- [TASK TO COMPLETE]: Count the lines below that contain "location". Give only the number.

======== ENTRIES PROVIDED ========

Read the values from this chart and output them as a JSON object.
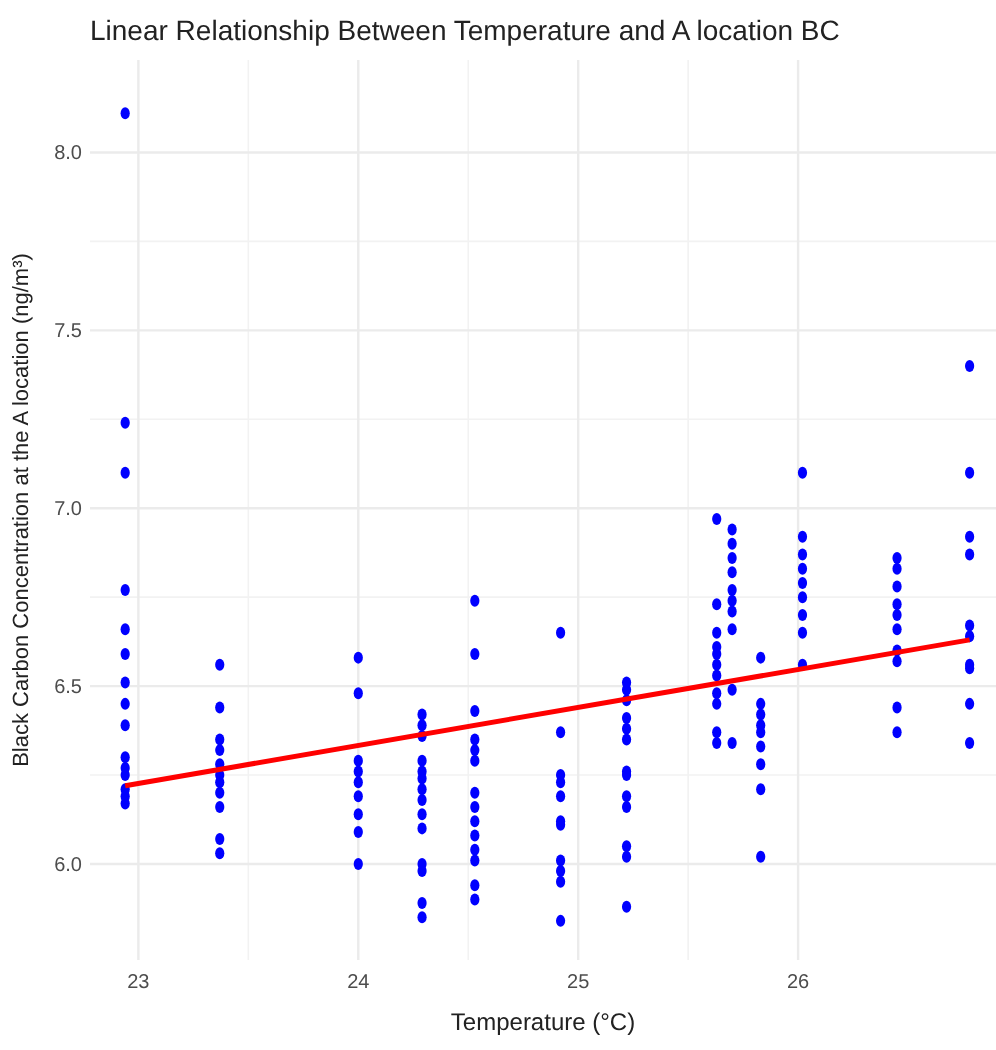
{
  "chart_data": {
    "type": "scatter",
    "title": "Linear Relationship Between Temperature and A location BC",
    "xlabel": "Temperature (°C)",
    "ylabel": "Black Carbon Concentration at the A location (ng/m³)",
    "xlim": [
      22.78,
      26.9
    ],
    "ylim": [
      5.73,
      8.26
    ],
    "xticks": [
      23,
      24,
      25,
      26
    ],
    "yticks": [
      {
        "value": 6,
        "label": "6.0"
      },
      {
        "value": 6.5,
        "label": "6.5"
      },
      {
        "value": 7,
        "label": "7.0"
      },
      {
        "value": 7.5,
        "label": "7.5"
      },
      {
        "value": 8,
        "label": "8.0"
      }
    ],
    "grid": true,
    "marker": "circle",
    "series": [
      {
        "color": "#0000ff",
        "x": [
          22.94,
          22.94,
          22.94,
          22.94,
          22.94,
          22.94,
          22.94,
          22.94,
          22.94,
          22.94,
          22.94,
          22.94,
          22.94,
          22.94,
          22.94,
          23.37,
          23.37,
          23.37,
          23.37,
          23.37,
          23.37,
          23.37,
          23.37,
          23.37,
          23.37,
          23.37,
          24.0,
          24.0,
          24.0,
          24.0,
          24.0,
          24.0,
          24.0,
          24.0,
          24.0,
          24.29,
          24.29,
          24.29,
          24.29,
          24.29,
          24.29,
          24.29,
          24.29,
          24.29,
          24.29,
          24.29,
          24.29,
          24.29,
          24.29,
          24.53,
          24.53,
          24.53,
          24.53,
          24.53,
          24.53,
          24.53,
          24.53,
          24.53,
          24.53,
          24.53,
          24.53,
          24.53,
          24.53,
          24.92,
          24.92,
          24.92,
          24.92,
          24.92,
          24.92,
          24.92,
          24.92,
          24.92,
          24.92,
          24.92,
          25.22,
          25.22,
          25.22,
          25.22,
          25.22,
          25.22,
          25.22,
          25.22,
          25.22,
          25.22,
          25.22,
          25.22,
          25.22,
          25.63,
          25.63,
          25.63,
          25.63,
          25.63,
          25.63,
          25.63,
          25.63,
          25.63,
          25.63,
          25.63,
          25.7,
          25.7,
          25.7,
          25.7,
          25.7,
          25.7,
          25.7,
          25.7,
          25.7,
          25.7,
          25.83,
          25.83,
          25.83,
          25.83,
          25.83,
          25.83,
          25.83,
          25.83,
          25.83,
          26.02,
          26.02,
          26.02,
          26.02,
          26.02,
          26.02,
          26.02,
          26.02,
          26.02,
          26.45,
          26.45,
          26.45,
          26.45,
          26.45,
          26.45,
          26.45,
          26.45,
          26.45,
          26.45,
          26.78,
          26.78,
          26.78,
          26.78,
          26.78,
          26.78,
          26.78,
          26.78,
          26.78,
          26.78
        ],
        "values": [
          8.11,
          7.24,
          7.1,
          6.77,
          6.66,
          6.59,
          6.51,
          6.45,
          6.39,
          6.3,
          6.27,
          6.25,
          6.21,
          6.19,
          6.17,
          6.56,
          6.44,
          6.35,
          6.32,
          6.28,
          6.25,
          6.23,
          6.2,
          6.16,
          6.07,
          6.03,
          6.58,
          6.48,
          6.29,
          6.26,
          6.23,
          6.19,
          6.14,
          6.09,
          6.0,
          6.42,
          6.39,
          6.36,
          6.29,
          6.26,
          6.24,
          6.21,
          6.18,
          6.14,
          6.1,
          6.0,
          5.98,
          5.89,
          5.85,
          6.74,
          6.59,
          6.43,
          6.35,
          6.32,
          6.29,
          6.2,
          6.16,
          6.12,
          6.08,
          6.04,
          6.01,
          5.94,
          5.9,
          6.65,
          6.37,
          6.25,
          6.23,
          6.19,
          6.12,
          6.11,
          6.01,
          5.98,
          5.95,
          5.84,
          6.51,
          6.49,
          6.46,
          6.41,
          6.38,
          6.35,
          6.26,
          6.25,
          6.19,
          6.16,
          6.05,
          6.02,
          5.88,
          6.97,
          6.73,
          6.65,
          6.61,
          6.59,
          6.56,
          6.53,
          6.48,
          6.45,
          6.37,
          6.34,
          6.94,
          6.9,
          6.86,
          6.82,
          6.77,
          6.74,
          6.71,
          6.66,
          6.49,
          6.34,
          6.58,
          6.45,
          6.42,
          6.39,
          6.37,
          6.33,
          6.28,
          6.21,
          6.02,
          7.1,
          6.92,
          6.87,
          6.83,
          6.79,
          6.75,
          6.7,
          6.65,
          6.56,
          6.86,
          6.83,
          6.78,
          6.73,
          6.7,
          6.66,
          6.6,
          6.57,
          6.44,
          6.37,
          7.4,
          7.1,
          6.92,
          6.87,
          6.67,
          6.64,
          6.56,
          6.55,
          6.45,
          6.34
        ]
      },
      {
        "type": "line",
        "color": "#ff0000",
        "marker": "none",
        "x": [
          22.94,
          26.78
        ],
        "values": [
          6.22,
          6.63
        ]
      }
    ]
  }
}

========

- [IN RESPONSE]: 2